> The task: Return every entry exactly as written.

══ Input data ══

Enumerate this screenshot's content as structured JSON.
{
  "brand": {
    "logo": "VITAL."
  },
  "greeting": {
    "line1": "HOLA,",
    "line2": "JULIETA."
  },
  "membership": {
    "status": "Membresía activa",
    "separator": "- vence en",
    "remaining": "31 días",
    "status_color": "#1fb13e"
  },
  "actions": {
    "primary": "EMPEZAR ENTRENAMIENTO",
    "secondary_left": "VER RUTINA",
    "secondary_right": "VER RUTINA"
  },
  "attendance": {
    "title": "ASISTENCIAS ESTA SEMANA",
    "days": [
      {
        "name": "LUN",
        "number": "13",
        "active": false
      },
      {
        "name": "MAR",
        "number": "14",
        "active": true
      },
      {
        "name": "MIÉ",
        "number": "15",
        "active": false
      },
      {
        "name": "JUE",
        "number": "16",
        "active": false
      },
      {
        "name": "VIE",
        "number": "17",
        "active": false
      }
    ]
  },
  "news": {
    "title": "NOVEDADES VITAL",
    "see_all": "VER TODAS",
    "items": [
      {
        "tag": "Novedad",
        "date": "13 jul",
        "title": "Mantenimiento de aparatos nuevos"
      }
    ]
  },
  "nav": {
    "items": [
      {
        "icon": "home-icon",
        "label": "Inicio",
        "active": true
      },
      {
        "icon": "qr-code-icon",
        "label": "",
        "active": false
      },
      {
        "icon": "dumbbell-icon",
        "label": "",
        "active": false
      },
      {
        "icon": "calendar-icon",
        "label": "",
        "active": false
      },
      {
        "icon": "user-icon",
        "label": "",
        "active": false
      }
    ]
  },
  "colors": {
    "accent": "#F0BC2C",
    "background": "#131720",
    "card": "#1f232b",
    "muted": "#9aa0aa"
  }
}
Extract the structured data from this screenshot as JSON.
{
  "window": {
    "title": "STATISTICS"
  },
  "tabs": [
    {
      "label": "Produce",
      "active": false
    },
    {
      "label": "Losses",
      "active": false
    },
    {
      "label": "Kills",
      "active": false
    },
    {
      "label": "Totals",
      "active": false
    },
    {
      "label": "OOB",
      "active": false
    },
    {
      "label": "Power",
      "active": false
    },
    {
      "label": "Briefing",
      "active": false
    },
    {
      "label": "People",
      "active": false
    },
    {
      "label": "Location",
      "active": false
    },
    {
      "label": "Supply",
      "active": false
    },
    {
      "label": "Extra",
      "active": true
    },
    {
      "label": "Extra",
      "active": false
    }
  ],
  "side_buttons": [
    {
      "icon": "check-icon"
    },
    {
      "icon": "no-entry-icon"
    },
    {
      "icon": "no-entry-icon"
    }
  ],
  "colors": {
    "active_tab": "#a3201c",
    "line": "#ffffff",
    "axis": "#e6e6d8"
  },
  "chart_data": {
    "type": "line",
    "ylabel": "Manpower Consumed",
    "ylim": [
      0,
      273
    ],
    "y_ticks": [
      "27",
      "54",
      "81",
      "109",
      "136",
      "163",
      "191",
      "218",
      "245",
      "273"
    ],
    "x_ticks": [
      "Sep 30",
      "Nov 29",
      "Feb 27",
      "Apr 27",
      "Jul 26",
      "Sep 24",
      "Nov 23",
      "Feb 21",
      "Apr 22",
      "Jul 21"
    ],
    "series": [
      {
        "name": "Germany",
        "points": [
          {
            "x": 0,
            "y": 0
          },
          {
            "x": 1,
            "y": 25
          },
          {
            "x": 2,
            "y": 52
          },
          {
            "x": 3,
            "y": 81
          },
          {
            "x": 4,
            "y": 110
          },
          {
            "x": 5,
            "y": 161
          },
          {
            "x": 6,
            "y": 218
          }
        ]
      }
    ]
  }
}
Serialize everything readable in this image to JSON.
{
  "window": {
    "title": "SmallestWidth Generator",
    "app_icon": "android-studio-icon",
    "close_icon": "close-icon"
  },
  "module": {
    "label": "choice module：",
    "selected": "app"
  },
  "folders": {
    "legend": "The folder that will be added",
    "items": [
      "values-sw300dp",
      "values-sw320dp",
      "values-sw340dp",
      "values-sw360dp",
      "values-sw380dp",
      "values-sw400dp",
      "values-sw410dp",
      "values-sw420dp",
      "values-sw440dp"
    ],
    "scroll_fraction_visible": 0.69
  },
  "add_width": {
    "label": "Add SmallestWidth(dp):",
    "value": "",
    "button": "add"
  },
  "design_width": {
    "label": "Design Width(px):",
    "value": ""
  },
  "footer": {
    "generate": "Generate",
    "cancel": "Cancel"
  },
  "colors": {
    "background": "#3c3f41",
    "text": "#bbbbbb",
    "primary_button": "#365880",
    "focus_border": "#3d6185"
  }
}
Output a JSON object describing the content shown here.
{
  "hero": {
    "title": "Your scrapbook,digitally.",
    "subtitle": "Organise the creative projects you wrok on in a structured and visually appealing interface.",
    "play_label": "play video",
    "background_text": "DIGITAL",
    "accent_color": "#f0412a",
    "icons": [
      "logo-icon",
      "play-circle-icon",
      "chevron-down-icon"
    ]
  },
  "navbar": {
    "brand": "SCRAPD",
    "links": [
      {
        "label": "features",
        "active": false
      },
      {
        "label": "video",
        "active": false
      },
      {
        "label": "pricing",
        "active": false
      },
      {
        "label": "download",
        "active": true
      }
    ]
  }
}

═══

> Output:
Enumerate this screenshot's content as structured JSON.
{
  "brand": {
    "logo": "VITAL."
  },
  "greeting": {
    "line1": "HOLA,",
    "line2": "JULIETA."
  },
  "membership": {
    "status": "Membresía activa",
    "separator": "- vence en",
    "remaining": "31 días",
    "status_color": "#1fb13e"
  },
  "actions": {
    "primary": "EMPEZAR ENTRENAMIENTO",
    "secondary_left": "VER RUTINA",
    "secondary_right": "VER RUTINA"
  },
  "attendance": {
    "title": "ASISTENCIAS ESTA SEMANA",
    "days": [
      {
        "name": "LUN",
        "number": "13",
        "active": false
      },
      {
        "name": "MAR",
        "number": "14",
        "active": true
      },
      {
        "name": "MIÉ",
        "number": "15",
        "active": false
      },
      {
        "name": "JUE",
        "number": "16",
        "active": false
      },
      {
        "name": "VIE",
        "number": "17",
        "active": false
      }
    ]
  },
  "news": {
    "title": "NOVEDADES VITAL",
    "see_all": "VER TODAS",
    "items": [
      {
        "tag": "Novedad",
        "date": "13 jul",
        "title": "Mantenimiento de aparatos nuevos"
      }
    ]
  },
  "nav": {
    "items": [
      {
        "icon": "home-icon",
        "label": "Inicio",
        "active": true
      },
      {
        "icon": "qr-code-icon",
        "label": "",
        "active": false
      },
      {
        "icon": "dumbbell-icon",
        "label": "",
        "active": false
      },
      {
        "icon": "calendar-icon",
        "label": "",
        "active": false
      },
      {
        "icon": "user-icon",
        "label": "",
        "active": false
      }
    ]
  },
  "colors": {
    "accent": "#F0BC2C",
    "background": "#131720",
    "card": "#1f232b",
    "muted": "#9aa0aa"
  }
}
Extract the structured data from this screenshot as JSON.
{
  "window": {
    "title": "STATISTICS"
  },
  "tabs": [
    {
      "label": "Produce",
      "active": false
    },
    {
      "label": "Losses",
      "active": false
    },
    {
      "label": "Kills",
      "active": false
    },
    {
      "label": "Totals",
      "active": false
    },
    {
      "label": "OOB",
      "active": false
    },
    {
      "label": "Power",
      "active": false
    },
    {
      "label": "Briefing",
      "active": false
    },
    {
      "label": "People",
      "active": false
    },
    {
      "label": "Location",
      "active": false
    },
    {
      "label": "Supply",
      "active": false
    },
    {
      "label": "Extra",
      "active": true
    },
    {
      "label": "Extra",
      "active": false
    }
  ],
  "side_buttons": [
    {
      "icon": "check-icon"
    },
    {
      "icon": "no-entry-icon"
    },
    {
      "icon": "no-entry-icon"
    }
  ],
  "colors": {
    "active_tab": "#a3201c",
    "line": "#ffffff",
    "axis": "#e6e6d8"
  },
  "chart_data": {
    "type": "line",
    "ylabel": "Manpower Consumed",
    "ylim": [
      0,
      273
    ],
    "y_ticks": [
      "27",
      "54",
      "81",
      "109",
      "136",
      "163",
      "191",
      "218",
      "245",
      "273"
    ],
    "x_ticks": [
      "Sep 30",
      "Nov 29",
      "Feb 27",
      "Apr 27",
      "Jul 26",
      "Sep 24",
      "Nov 23",
      "Feb 21",
      "Apr 22",
      "Jul 21"
    ],
    "series": [
      {
        "name": "Germany",
        "points": [
          {
            "x": 0,
            "y": 0
          },
          {
            "x": 1,
            "y": 25
          },
          {
            "x": 2,
            "y": 52
          },
          {
            "x": 3,
            "y": 81
          },
          {
            "x": 4,
            "y": 110
          },
          {
            "x": 5,
            "y": 161
          },
          {
            "x": 6,
            "y": 218
          }
        ]
      }
    ]
  }
}
Serialize everything readable in this image to JSON.
{
  "window": {
    "title": "SmallestWidth Generator",
    "app_icon": "android-studio-icon",
    "close_icon": "close-icon"
  },
  "module": {
    "label": "choice module：",
    "selected": "app"
  },
  "folders": {
    "legend": "The folder that will be added",
    "items": [
      "values-sw300dp",
      "values-sw320dp",
      "values-sw340dp",
      "values-sw360dp",
      "values-sw380dp",
      "values-sw400dp",
      "values-sw410dp",
      "values-sw420dp",
      "values-sw440dp"
    ],
    "scroll_fraction_visible": 0.69
  },
  "add_width": {
    "label": "Add SmallestWidth(dp):",
    "value": "",
    "button": "add"
  },
  "design_width": {
    "label": "Design Width(px):",
    "value": ""
  },
  "footer": {
    "generate": "Generate",
    "cancel": "Cancel"
  },
  "colors": {
    "background": "#3c3f41",
    "text": "#bbbbbb",
    "primary_button": "#365880",
    "focus_border": "#3d6185"
  }
}
Output a JSON object describing the content shown here.
{
  "hero": {
    "title": "Your scrapbook,digitally.",
    "subtitle": "Organise the creative projects you wrok on in a structured and visually appealing interface.",
    "play_label": "play video",
    "background_text": "DIGITAL",
    "accent_color": "#f0412a",
    "icons": [
      "logo-icon",
      "play-circle-icon",
      "chevron-down-icon"
    ]
  },
  "navbar": {
    "brand": "SCRAPD",
    "links": [
      {
        "label": "features",
        "active": false
      },
      {
        "label": "video",
        "active": false
      },
      {
        "label": "pricing",
        "active": false
      },
      {
        "label": "download",
        "active": true
      }
    ]
  }
}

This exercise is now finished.